- PROBLEM DESCRIPTION -
Reproduce every line in the listing that contains the word "this".
BEGIN DATA SECTION
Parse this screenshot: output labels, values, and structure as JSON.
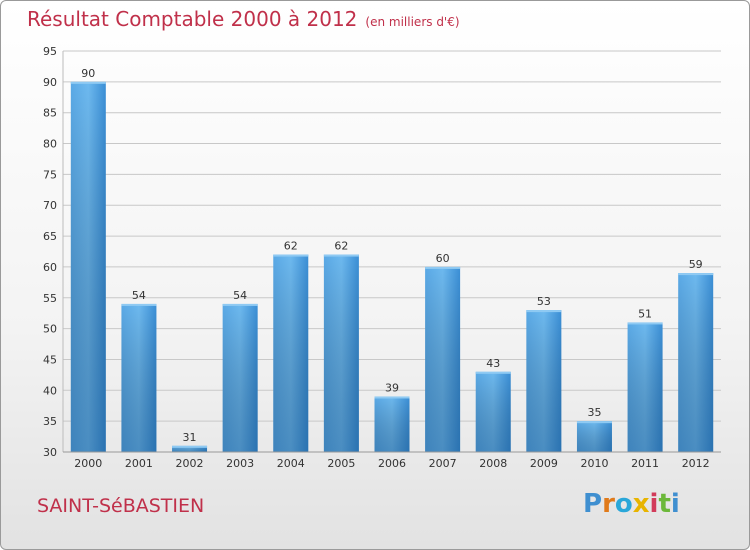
{
  "title": "Résultat Comptable 2000 à 2012",
  "unit": "(en milliers d'€)",
  "city": "SAINT-SéBASTIEN",
  "logo": {
    "letters": [
      "P",
      "r",
      "o",
      "x",
      "i",
      "t",
      "i"
    ],
    "colors": [
      "#3f8fd0",
      "#e07a1a",
      "#2aa7d9",
      "#e8b400",
      "#d23b5a",
      "#6cb83a",
      "#3f8fd0"
    ]
  },
  "colors": {
    "bar": "#3b8fd6",
    "bar_light": "#62b2ec",
    "title": "#c0304a"
  },
  "chart_data": {
    "type": "bar",
    "categories": [
      "2000",
      "2001",
      "2002",
      "2003",
      "2004",
      "2005",
      "2006",
      "2007",
      "2008",
      "2009",
      "2010",
      "2011",
      "2012"
    ],
    "values": [
      90,
      54,
      31,
      54,
      62,
      62,
      39,
      60,
      43,
      53,
      35,
      51,
      59
    ],
    "ylim": [
      30,
      95
    ],
    "yticks": [
      30,
      35,
      40,
      45,
      50,
      55,
      60,
      65,
      70,
      75,
      80,
      85,
      90,
      95
    ],
    "grid": true
  }
}
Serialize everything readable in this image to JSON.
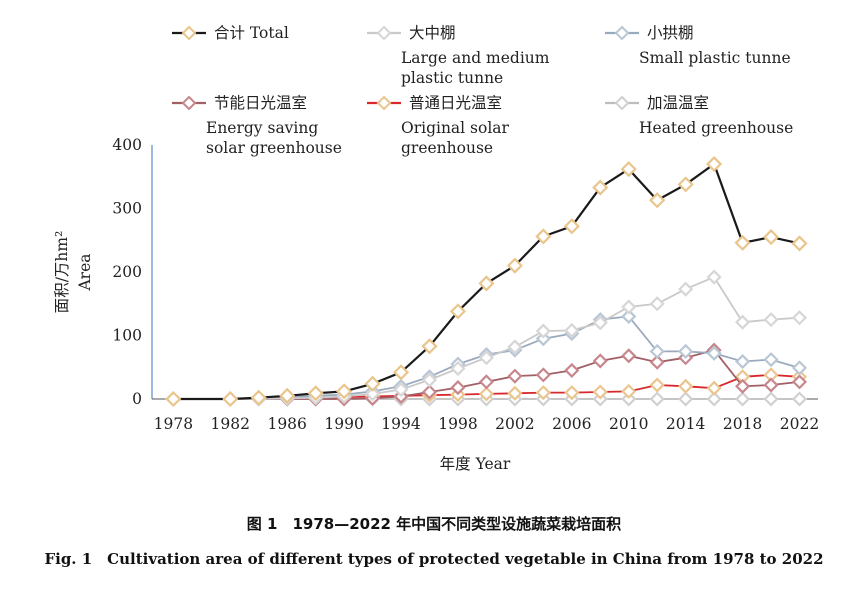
{
  "chart_data": {
    "type": "line",
    "ylim": [
      0,
      400
    ],
    "yticks": [
      0,
      100,
      200,
      300,
      400
    ],
    "xticks": [
      1978,
      1982,
      1986,
      1990,
      1994,
      1998,
      2002,
      2006,
      2010,
      2014,
      2018,
      2022
    ],
    "xlim": [
      1976.5,
      2023.3
    ],
    "ylabel_cn": "面积/万hm²",
    "ylabel_en": "Area",
    "xlabel": "年度 Year",
    "legend_placement": "top",
    "series": [
      {
        "name_cn": "合计",
        "name_en": "Total",
        "line_color": "#1a1a1a",
        "marker_color": "#e9c58c",
        "x": [
          1978,
          1982,
          1984,
          1986,
          1988,
          1990,
          1992,
          1994,
          1996,
          1998,
          2000,
          2002,
          2004,
          2006,
          2008,
          2010,
          2012,
          2014,
          2016,
          2018,
          2020,
          2022
        ],
        "y": [
          0,
          0,
          2,
          5,
          9,
          12,
          24,
          42,
          83,
          138,
          182,
          210,
          256,
          272,
          333,
          362,
          313,
          338,
          370,
          246,
          255,
          245
        ]
      },
      {
        "name_cn": "大中棚",
        "name_en": "Large and medium plastic tunne",
        "line_color": "#c9c9c9",
        "marker_color": "#d6d6d6",
        "x": [
          1978,
          1982,
          1984,
          1986,
          1988,
          1990,
          1992,
          1994,
          1996,
          1998,
          2000,
          2002,
          2004,
          2006,
          2008,
          2010,
          2012,
          2014,
          2016,
          2018,
          2020,
          2022
        ],
        "y": [
          0,
          0,
          0,
          1,
          2,
          4,
          8,
          15,
          30,
          48,
          65,
          82,
          107,
          108,
          120,
          145,
          150,
          173,
          192,
          121,
          125,
          128
        ]
      },
      {
        "name_cn": "小拱棚",
        "name_en": "Small plastic tunne",
        "line_color": "#9aaabd",
        "marker_color": "#b9c6d4",
        "x": [
          1978,
          1982,
          1984,
          1986,
          1988,
          1990,
          1992,
          1994,
          1996,
          1998,
          2000,
          2002,
          2004,
          2006,
          2008,
          2010,
          2012,
          2014,
          2016,
          2018,
          2020,
          2022
        ],
        "y": [
          0,
          0,
          1,
          3,
          5,
          7,
          12,
          20,
          35,
          55,
          70,
          77,
          95,
          103,
          125,
          130,
          75,
          75,
          72,
          59,
          62,
          49
        ]
      },
      {
        "name_cn": "节能日光温室",
        "name_en": "Energy saving solar greenhouse",
        "line_color": "#a15f66",
        "marker_color": "#c7868c",
        "x": [
          1978,
          1982,
          1984,
          1986,
          1988,
          1990,
          1992,
          1994,
          1996,
          1998,
          2000,
          2002,
          2004,
          2006,
          2008,
          2010,
          2012,
          2014,
          2016,
          2018,
          2020,
          2022
        ],
        "y": [
          0,
          0,
          0,
          0,
          0,
          0,
          1,
          4,
          11,
          18,
          27,
          36,
          38,
          45,
          60,
          68,
          58,
          65,
          77,
          20,
          22,
          27
        ]
      },
      {
        "name_cn": "普通日光温室",
        "name_en": "Original solar greenhouse",
        "line_color": "#d9272e",
        "marker_color": "#eac58e",
        "x": [
          1978,
          1982,
          1984,
          1986,
          1988,
          1990,
          1992,
          1994,
          1996,
          1998,
          2000,
          2002,
          2004,
          2006,
          2008,
          2010,
          2012,
          2014,
          2016,
          2018,
          2020,
          2022
        ],
        "y": [
          0,
          0,
          1,
          1,
          2,
          3,
          4,
          5,
          6,
          7,
          8,
          9,
          10,
          10,
          11,
          12,
          22,
          20,
          17,
          35,
          38,
          35
        ]
      },
      {
        "name_cn": "加温温室",
        "name_en": "Heated greenhouse",
        "line_color": "#bdbdbd",
        "marker_color": "#d0d0d0",
        "x": [
          1978,
          1982,
          1984,
          1986,
          1988,
          1990,
          1992,
          1994,
          1996,
          1998,
          2000,
          2002,
          2004,
          2006,
          2008,
          2010,
          2012,
          2014,
          2016,
          2018,
          2020,
          2022
        ],
        "y": [
          0,
          0,
          0,
          0,
          0,
          0,
          0,
          0,
          0,
          0,
          0,
          0,
          0,
          0,
          0,
          0,
          0,
          0,
          0,
          0,
          0,
          0
        ]
      }
    ]
  },
  "caption": {
    "cn": "图 1　1978—2022 年中国不同类型设施蔬菜栽培面积",
    "en": "Fig. 1　Cultivation area of different types of protected vegetable in China from 1978 to 2022"
  }
}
END DATA SECTION
- ANSWER TO THE TASK -
Parse this screenshot: output labels, values, and structure as JSON.
Serialize everything readable in this image to JSON.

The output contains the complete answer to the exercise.